**Stated exercise**
Repeat every entry word for word, but leave the images out of your copy.
__________________________________________________
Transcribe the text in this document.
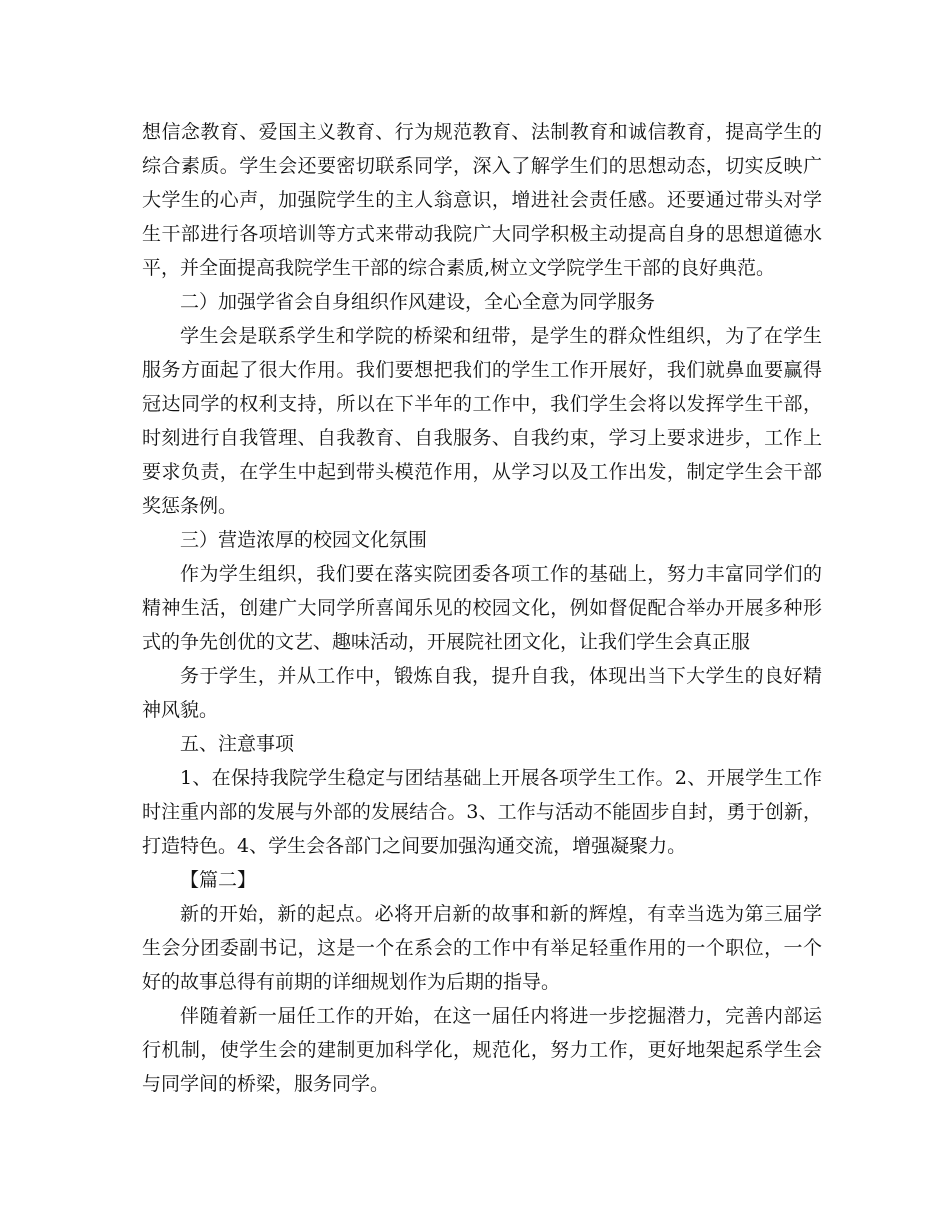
想信念教育、爱国主义教育、行为规范教育、法制教育和诚信教育，提高学生的综合素质。学生会还要密切联系同学，深入了解学生们的思想动态，切实反映广大学生的心声，加强院学生的主人翁意识，增进社会责任感。还要通过带头对学生干部进行各项培训等方式来带动我院广大同学积极主动提高自身的思想道德水平，并全面提高我院学生干部的综合素质,树立文学院学生干部的良好典范。

二）加强学省会自身组织作风建设，全心全意为同学服务

学生会是联系学生和学院的桥梁和纽带，是学生的群众性组织，为了在学生服务方面起了很大作用。我们要想把我们的学生工作开展好，我们就鼻血要赢得冠达同学的权利支持，所以在下半年的工作中，我们学生会将以发挥学生干部，时刻进行自我管理、自我教育、自我服务、自我约束，学习上要求进步，工作上要求负责，在学生中起到带头模范作用，从学习以及工作出发，制定学生会干部奖惩条例。

三）营造浓厚的校园文化氛围

作为学生组织，我们要在落实院团委各项工作的基础上，努力丰富同学们的精神生活，创建广大同学所喜闻乐见的校园文化，例如督促配合举办开展多种形式的争先创优的文艺、趣味活动，开展院社团文化，让我们学生会真正服

务于学生，并从工作中，锻炼自我，提升自我，体现出当下大学生的良好精神风貌。

五、注意事项

1、在保持我院学生稳定与团结基础上开展各项学生工作。2、开展学生工作时注重内部的发展与外部的发展结合。3、工作与活动不能固步自封，勇于创新，打造特色。4、学生会各部门之间要加强沟通交流，增强凝聚力。

【篇二】

新的开始，新的起点。必将开启新的故事和新的辉煌，有幸当选为第三届学生会分团委副书记，这是一个在系会的工作中有举足轻重作用的一个职位，一个好的故事总得有前期的详细规划作为后期的指导。

伴随着新一届任工作的开始，在这一届任内将进一步挖掘潜力，完善内部运行机制，使学生会的建制更加科学化，规范化，努力工作，更好地架起系学生会与同学间的桥梁，服务同学。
__________________________________________________
**Answer to this problem**
Transcribe the text in this document.
想信念教育、爱国主义教育、行为规范教育、法制教育和诚信教育，提高学生的综合素质。学生会还要密切联系同学，深入了解学生们的思想动态，切实反映广大学生的心声，加强院学生的主人翁意识，增进社会责任感。还要通过带头对学生干部进行各项培训等方式来带动我院广大同学积极主动提高自身的思想道德水平，并全面提高我院学生干部的综合素质,树立文学院学生干部的良好典范。

二）加强学省会自身组织作风建设，全心全意为同学服务

学生会是联系学生和学院的桥梁和纽带，是学生的群众性组织，为了在学生服务方面起了很大作用。我们要想把我们的学生工作开展好，我们就鼻血要赢得冠达同学的权利支持，所以在下半年的工作中，我们学生会将以发挥学生干部，时刻进行自我管理、自我教育、自我服务、自我约束，学习上要求进步，工作上要求负责，在学生中起到带头模范作用，从学习以及工作出发，制定学生会干部奖惩条例。

三）营造浓厚的校园文化氛围

作为学生组织，我们要在落实院团委各项工作的基础上，努力丰富同学们的精神生活，创建广大同学所喜闻乐见的校园文化，例如督促配合举办开展多种形式的争先创优的文艺、趣味活动，开展院社团文化，让我们学生会真正服

务于学生，并从工作中，锻炼自我，提升自我，体现出当下大学生的良好精神风貌。

五、注意事项

1、在保持我院学生稳定与团结基础上开展各项学生工作。2、开展学生工作时注重内部的发展与外部的发展结合。3、工作与活动不能固步自封，勇于创新，打造特色。4、学生会各部门之间要加强沟通交流，增强凝聚力。

【篇二】

新的开始，新的起点。必将开启新的故事和新的辉煌，有幸当选为第三届学生会分团委副书记，这是一个在系会的工作中有举足轻重作用的一个职位，一个好的故事总得有前期的详细规划作为后期的指导。

伴随着新一届任工作的开始，在这一届任内将进一步挖掘潜力，完善内部运行机制，使学生会的建制更加科学化，规范化，努力工作，更好地架起系学生会与同学间的桥梁，服务同学。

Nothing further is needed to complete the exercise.